Figure dataset records:
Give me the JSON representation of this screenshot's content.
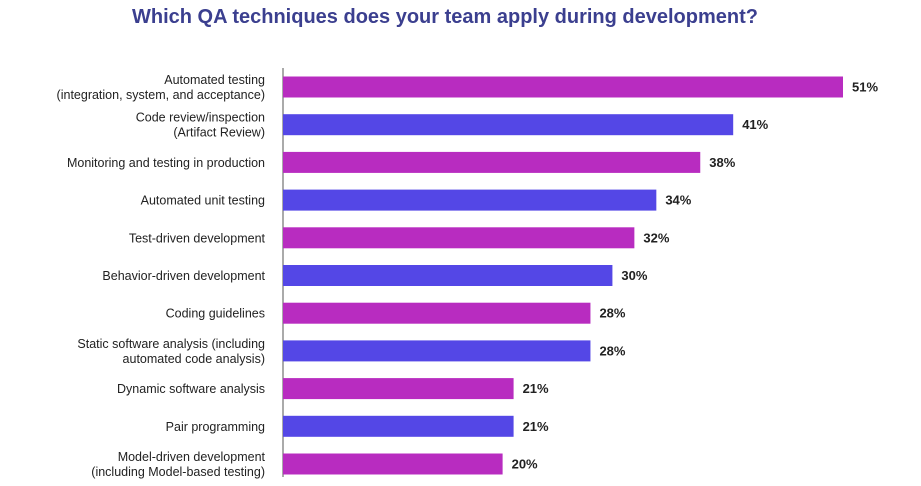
{
  "chart_data": {
    "type": "bar",
    "orientation": "horizontal",
    "title": "Which QA techniques does your team apply during development?",
    "categories": [
      [
        "Automated testing",
        "(integration, system, and acceptance)"
      ],
      [
        "Code review/inspection",
        "(Artifact Review)"
      ],
      [
        "Monitoring and testing in production"
      ],
      [
        "Automated unit testing"
      ],
      [
        "Test-driven development"
      ],
      [
        "Behavior-driven development"
      ],
      [
        "Coding guidelines"
      ],
      [
        "Static software analysis (including",
        "automated code analysis)"
      ],
      [
        "Dynamic software analysis"
      ],
      [
        "Pair programming"
      ],
      [
        "Model-driven development",
        "(including Model-based testing)"
      ]
    ],
    "values": [
      51,
      41,
      38,
      34,
      32,
      30,
      28,
      28,
      21,
      21,
      20
    ],
    "value_labels": [
      "51%",
      "41%",
      "38%",
      "34%",
      "32%",
      "30%",
      "28%",
      "28%",
      "21%",
      "21%",
      "20%"
    ],
    "unit": "%",
    "xlim": [
      0,
      51
    ],
    "xlabel": "",
    "ylabel": "",
    "grid": false,
    "legend": "none",
    "colors": [
      "#b82cc0",
      "#5447e6"
    ]
  }
}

# JOB
The records above need to be given again exactly. Omit the pictures.

# TASK OUTPUT
Give me the JSON representation of this screenshot's content.
{
  "chart_data": {
    "type": "bar",
    "orientation": "horizontal",
    "title": "Which QA techniques does your team apply during development?",
    "categories": [
      [
        "Automated testing",
        "(integration, system, and acceptance)"
      ],
      [
        "Code review/inspection",
        "(Artifact Review)"
      ],
      [
        "Monitoring and testing in production"
      ],
      [
        "Automated unit testing"
      ],
      [
        "Test-driven development"
      ],
      [
        "Behavior-driven development"
      ],
      [
        "Coding guidelines"
      ],
      [
        "Static software analysis (including",
        "automated code analysis)"
      ],
      [
        "Dynamic software analysis"
      ],
      [
        "Pair programming"
      ],
      [
        "Model-driven development",
        "(including Model-based testing)"
      ]
    ],
    "values": [
      51,
      41,
      38,
      34,
      32,
      30,
      28,
      28,
      21,
      21,
      20
    ],
    "value_labels": [
      "51%",
      "41%",
      "38%",
      "34%",
      "32%",
      "30%",
      "28%",
      "28%",
      "21%",
      "21%",
      "20%"
    ],
    "unit": "%",
    "xlim": [
      0,
      51
    ],
    "xlabel": "",
    "ylabel": "",
    "grid": false,
    "legend": "none",
    "colors": [
      "#b82cc0",
      "#5447e6"
    ]
  }
}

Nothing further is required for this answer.